## Written exercise
Transcribe the records below exactly as they appear.

## Provided material
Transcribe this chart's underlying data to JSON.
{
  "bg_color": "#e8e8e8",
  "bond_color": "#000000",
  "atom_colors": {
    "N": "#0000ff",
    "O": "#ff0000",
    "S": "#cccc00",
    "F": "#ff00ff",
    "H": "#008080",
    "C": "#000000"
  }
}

## Written response
Transcribe this chart's underlying data to JSON.
{
  "bg_color": "#e8e8e8",
  "bond_color": "#000000",
  "atom_colors": {
    "N": "#0000ff",
    "O": "#ff0000",
    "S": "#cccc00",
    "F": "#ff00ff",
    "H": "#008080",
    "C": "#000000"
  }
}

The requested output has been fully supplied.